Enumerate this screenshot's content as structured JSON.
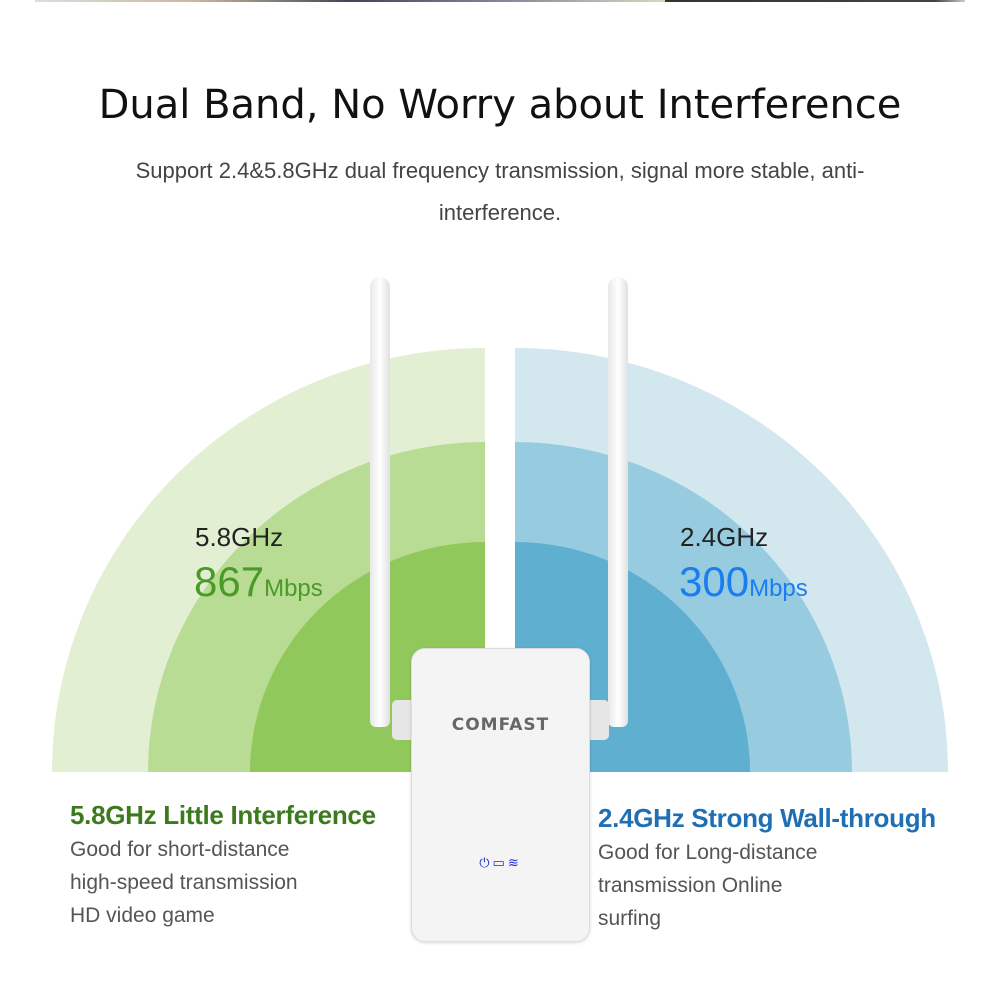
{
  "title": "Dual Band, No Worry about Interference",
  "subtitle": "Support 2.4&5.8GHz dual frequency transmission, signal more stable, anti-interference.",
  "left": {
    "band": "5.8GHz",
    "speed": "867",
    "unit": "Mbps",
    "heading": "5.8GHz Little Interference",
    "lines": [
      "Good for short-distance",
      "high-speed transmission",
      "HD video game"
    ],
    "colors": {
      "outer": "#e3efd2",
      "middle": "#b9dc95",
      "inner": "#91c85b",
      "text": "#4a9a28",
      "heading": "#3c7a1e"
    }
  },
  "right": {
    "band": "2.4GHz",
    "speed": "300",
    "unit": "Mbps",
    "heading": "2.4GHz Strong Wall-through",
    "lines": [
      "Good for Long-distance",
      "transmission Online",
      "surfing"
    ],
    "colors": {
      "outer": "#d3e7ef",
      "middle": "#97cbe0",
      "inner": "#5eafd0",
      "text": "#1a7ef0",
      "heading": "#1f6fb5"
    }
  },
  "device": {
    "brand": "COMFAST",
    "indicators": [
      "power-icon",
      "lan-icon",
      "wifi-icon"
    ]
  }
}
===
(Exercise description) Copy out all the data exactly; skip the pictures.

(Answer for the task)
Enumerate this screenshot's content as structured JSON.
{
  "title": "Dual Band, No Worry about Interference",
  "subtitle": "Support 2.4&5.8GHz dual frequency transmission, signal more stable, anti-interference.",
  "left": {
    "band": "5.8GHz",
    "speed": "867",
    "unit": "Mbps",
    "heading": "5.8GHz Little Interference",
    "lines": [
      "Good for short-distance",
      "high-speed transmission",
      "HD video game"
    ],
    "colors": {
      "outer": "#e3efd2",
      "middle": "#b9dc95",
      "inner": "#91c85b",
      "text": "#4a9a28",
      "heading": "#3c7a1e"
    }
  },
  "right": {
    "band": "2.4GHz",
    "speed": "300",
    "unit": "Mbps",
    "heading": "2.4GHz Strong Wall-through",
    "lines": [
      "Good for Long-distance",
      "transmission Online",
      "surfing"
    ],
    "colors": {
      "outer": "#d3e7ef",
      "middle": "#97cbe0",
      "inner": "#5eafd0",
      "text": "#1a7ef0",
      "heading": "#1f6fb5"
    }
  },
  "device": {
    "brand": "COMFAST",
    "indicators": [
      "power-icon",
      "lan-icon",
      "wifi-icon"
    ]
  }
}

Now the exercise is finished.